Задание =>
Ответьте, пожалуйста, на вопросы по тексту о детстве Феди:
(a) С чем сравнивается маменька, которая светилась и таяла на глазах у Феди?
(b) Матерью скольких детей была Мария Федоровна, когда муж заподозрил ее в неверности?
(c) Как звали горничную Достоевских, за которой ухаживал дядя?

#### Извлеченный текст ####

Подрастая, Федя стал замечать странности в отношениях папеньки и маменьки. Конечно, от него много старательно скрывали, во многом он не в силах был еще разобраться сам, но и многое чувствовал и, чувствуя, все больше проникался нежной жалостью к маменьке, которая словно светилась и таяла на его глазах, как свечка на его столе в долгие вечера осеннего ненастья.
Отец, всегда будто застегнутый на все пуговицы, все чаще стал раздражаться и иногда даже кричал на маменьку. Добрый по природе, но вынужденный годами держать себя словно зажатым в кулак, высушенный гордостью уязвленного самолюбия, пылкий и склонный к болезненной подозрительности, Михаил Андреевич не мог придумать ничего более оригинального, как заподозрить однажды жену, мать уже восьмерых своих детей, в неверности. Когда Мария Федоровна как-то вечером сообщила мужу о том, «что ее постигла вновь беременность», Михаил Андреевич помрачнел и высказал вдруг свое «неудовольствие» таким тоном, что бедная маменька «разразилась сильным истерическим плачем», — вспоминает Андрей Михайлович. Сцены между родителями Феде приходилось видеть и раньше: как-то его дядя, Михаил Федорович Нечаев, младший брат маменьки, пришел, как обычно, в гости посидеть, поиграть на гитаре, попеть с Марией Федоровной песни и романсы, до которых брат и сестра были большие охотники. Федя любил такие вечера. Но вдруг явился папенька, и между ним и дядей произошел скандал. Папенька ругал дядю и называл его обидными словами за то, что тот без ведома папеньки, как оказалось, ухаживал за горничной Достоевских — Верой, молодой, очень красивой девушкой. Маменька плакала, а совсем еще юный Федя никак не мог понять: дядя Михаил Федорович и Вера — такие хорошие и такие молодые, за что так осердился на них папенька, да еще и ударил дядю по лицу, так что дядя в их доме больше никогда не появлялся.

#### Данные ####

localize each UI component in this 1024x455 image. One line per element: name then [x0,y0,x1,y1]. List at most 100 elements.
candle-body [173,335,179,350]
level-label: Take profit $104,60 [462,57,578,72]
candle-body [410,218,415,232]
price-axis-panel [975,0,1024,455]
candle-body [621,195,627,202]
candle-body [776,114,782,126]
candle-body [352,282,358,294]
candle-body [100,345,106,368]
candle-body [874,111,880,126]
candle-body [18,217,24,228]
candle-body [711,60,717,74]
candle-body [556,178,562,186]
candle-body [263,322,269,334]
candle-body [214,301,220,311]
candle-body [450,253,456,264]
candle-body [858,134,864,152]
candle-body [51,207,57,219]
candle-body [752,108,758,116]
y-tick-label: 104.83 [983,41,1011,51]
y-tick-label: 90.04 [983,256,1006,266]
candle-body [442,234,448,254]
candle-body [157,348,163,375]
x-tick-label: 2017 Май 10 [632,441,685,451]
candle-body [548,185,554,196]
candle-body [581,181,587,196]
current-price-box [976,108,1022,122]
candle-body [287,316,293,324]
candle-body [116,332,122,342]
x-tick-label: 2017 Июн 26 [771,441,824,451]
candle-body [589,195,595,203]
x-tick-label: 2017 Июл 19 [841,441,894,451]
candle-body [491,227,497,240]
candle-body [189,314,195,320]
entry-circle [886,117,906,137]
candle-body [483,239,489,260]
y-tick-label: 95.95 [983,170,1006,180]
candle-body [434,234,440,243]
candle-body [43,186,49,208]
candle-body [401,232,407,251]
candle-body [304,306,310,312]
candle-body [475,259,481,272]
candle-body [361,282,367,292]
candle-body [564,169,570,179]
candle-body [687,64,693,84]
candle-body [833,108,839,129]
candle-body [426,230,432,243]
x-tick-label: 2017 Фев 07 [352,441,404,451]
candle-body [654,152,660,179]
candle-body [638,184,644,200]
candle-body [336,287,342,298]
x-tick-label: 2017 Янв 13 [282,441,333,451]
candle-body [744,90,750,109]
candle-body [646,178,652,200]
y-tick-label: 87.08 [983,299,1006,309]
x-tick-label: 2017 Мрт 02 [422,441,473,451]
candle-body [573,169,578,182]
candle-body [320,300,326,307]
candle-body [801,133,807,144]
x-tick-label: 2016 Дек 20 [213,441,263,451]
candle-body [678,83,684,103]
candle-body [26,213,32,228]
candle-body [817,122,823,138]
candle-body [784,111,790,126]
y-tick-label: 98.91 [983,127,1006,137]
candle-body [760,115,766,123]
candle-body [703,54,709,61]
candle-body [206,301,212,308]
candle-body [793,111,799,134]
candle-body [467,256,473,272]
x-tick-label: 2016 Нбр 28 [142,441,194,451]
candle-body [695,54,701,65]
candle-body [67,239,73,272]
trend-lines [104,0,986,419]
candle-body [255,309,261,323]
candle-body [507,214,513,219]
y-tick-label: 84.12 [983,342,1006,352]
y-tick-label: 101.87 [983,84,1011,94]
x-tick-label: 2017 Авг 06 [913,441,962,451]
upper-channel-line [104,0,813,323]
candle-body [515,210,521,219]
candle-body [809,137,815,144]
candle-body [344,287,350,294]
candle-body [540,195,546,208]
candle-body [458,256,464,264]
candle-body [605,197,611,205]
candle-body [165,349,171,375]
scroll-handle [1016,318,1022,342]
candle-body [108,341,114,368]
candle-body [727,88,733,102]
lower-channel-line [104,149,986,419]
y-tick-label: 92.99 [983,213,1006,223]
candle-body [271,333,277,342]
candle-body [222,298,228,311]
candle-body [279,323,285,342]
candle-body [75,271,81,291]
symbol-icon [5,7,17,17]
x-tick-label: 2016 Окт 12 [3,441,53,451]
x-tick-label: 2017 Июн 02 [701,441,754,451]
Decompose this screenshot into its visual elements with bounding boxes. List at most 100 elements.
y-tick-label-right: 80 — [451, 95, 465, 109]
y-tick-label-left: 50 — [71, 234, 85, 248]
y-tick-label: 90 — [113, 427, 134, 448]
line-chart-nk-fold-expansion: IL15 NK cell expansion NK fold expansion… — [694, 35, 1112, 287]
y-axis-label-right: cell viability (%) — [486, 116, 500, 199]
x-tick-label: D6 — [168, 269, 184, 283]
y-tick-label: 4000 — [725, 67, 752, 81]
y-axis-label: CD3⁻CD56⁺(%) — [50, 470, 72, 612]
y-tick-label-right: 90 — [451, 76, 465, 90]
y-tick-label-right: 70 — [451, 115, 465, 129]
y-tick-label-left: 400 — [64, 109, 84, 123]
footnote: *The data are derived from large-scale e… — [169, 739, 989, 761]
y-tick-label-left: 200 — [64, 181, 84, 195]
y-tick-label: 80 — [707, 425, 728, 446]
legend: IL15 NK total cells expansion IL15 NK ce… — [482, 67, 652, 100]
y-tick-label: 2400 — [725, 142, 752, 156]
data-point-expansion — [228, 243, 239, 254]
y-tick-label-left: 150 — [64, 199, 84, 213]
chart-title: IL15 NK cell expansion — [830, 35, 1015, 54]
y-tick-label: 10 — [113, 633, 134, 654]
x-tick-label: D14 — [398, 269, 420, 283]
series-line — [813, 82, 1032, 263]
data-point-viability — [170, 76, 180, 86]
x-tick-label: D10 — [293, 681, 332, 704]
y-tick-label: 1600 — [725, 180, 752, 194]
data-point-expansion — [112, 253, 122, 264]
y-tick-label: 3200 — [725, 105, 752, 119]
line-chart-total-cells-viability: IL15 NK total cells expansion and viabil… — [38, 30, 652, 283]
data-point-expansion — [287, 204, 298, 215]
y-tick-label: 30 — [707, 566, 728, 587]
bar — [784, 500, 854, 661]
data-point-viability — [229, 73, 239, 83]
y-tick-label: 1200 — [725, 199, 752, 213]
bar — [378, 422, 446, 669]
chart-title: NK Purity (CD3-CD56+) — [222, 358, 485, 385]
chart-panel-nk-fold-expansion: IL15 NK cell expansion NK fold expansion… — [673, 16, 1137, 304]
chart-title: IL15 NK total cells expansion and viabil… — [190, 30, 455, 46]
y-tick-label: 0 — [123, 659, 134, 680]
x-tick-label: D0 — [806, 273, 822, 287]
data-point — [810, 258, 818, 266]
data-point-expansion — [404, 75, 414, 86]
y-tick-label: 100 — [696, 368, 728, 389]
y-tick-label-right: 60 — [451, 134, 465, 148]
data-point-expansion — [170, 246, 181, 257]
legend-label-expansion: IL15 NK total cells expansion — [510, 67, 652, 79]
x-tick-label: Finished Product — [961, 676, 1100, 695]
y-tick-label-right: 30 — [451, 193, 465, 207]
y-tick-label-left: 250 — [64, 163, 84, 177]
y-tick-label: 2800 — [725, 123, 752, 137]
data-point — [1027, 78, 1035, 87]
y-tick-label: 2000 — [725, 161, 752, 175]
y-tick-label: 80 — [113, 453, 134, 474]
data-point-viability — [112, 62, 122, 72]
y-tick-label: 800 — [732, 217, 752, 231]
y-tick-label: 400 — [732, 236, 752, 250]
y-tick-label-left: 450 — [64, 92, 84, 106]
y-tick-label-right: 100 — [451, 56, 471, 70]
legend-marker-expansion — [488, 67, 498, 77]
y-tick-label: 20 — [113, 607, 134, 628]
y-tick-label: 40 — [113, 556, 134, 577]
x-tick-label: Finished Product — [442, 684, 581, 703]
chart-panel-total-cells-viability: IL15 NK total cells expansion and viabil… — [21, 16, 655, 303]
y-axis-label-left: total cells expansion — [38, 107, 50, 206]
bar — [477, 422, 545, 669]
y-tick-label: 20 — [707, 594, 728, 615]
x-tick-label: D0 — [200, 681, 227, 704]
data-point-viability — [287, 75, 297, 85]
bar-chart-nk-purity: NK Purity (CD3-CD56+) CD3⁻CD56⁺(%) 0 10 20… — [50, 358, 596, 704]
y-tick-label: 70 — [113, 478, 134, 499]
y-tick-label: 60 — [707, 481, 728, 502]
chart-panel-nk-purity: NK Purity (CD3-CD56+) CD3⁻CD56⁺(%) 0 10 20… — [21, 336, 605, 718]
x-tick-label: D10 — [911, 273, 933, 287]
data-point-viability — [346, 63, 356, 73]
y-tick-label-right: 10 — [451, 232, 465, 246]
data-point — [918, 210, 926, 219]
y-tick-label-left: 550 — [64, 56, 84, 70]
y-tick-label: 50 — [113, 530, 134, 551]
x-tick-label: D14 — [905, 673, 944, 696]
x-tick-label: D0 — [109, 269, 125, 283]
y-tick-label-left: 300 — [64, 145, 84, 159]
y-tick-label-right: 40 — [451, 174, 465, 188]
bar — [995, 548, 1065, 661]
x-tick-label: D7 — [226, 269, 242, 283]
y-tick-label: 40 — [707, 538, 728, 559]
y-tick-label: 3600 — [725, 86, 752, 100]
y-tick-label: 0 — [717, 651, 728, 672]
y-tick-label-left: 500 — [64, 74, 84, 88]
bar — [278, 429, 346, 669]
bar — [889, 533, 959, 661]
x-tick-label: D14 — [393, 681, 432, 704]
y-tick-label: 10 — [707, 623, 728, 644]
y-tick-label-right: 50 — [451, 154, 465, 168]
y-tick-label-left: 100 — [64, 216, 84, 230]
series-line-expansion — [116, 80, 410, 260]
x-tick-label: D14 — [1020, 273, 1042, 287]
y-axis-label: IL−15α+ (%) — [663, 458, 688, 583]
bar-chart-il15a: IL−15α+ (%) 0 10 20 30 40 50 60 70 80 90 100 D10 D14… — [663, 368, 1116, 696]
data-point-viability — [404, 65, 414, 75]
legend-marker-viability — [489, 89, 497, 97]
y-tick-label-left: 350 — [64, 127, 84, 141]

####

Ответ =>
(a) Со свечкой на его столе в долгие вечера осеннего ненастья.
(b) Восьмерых.
(c) Вера.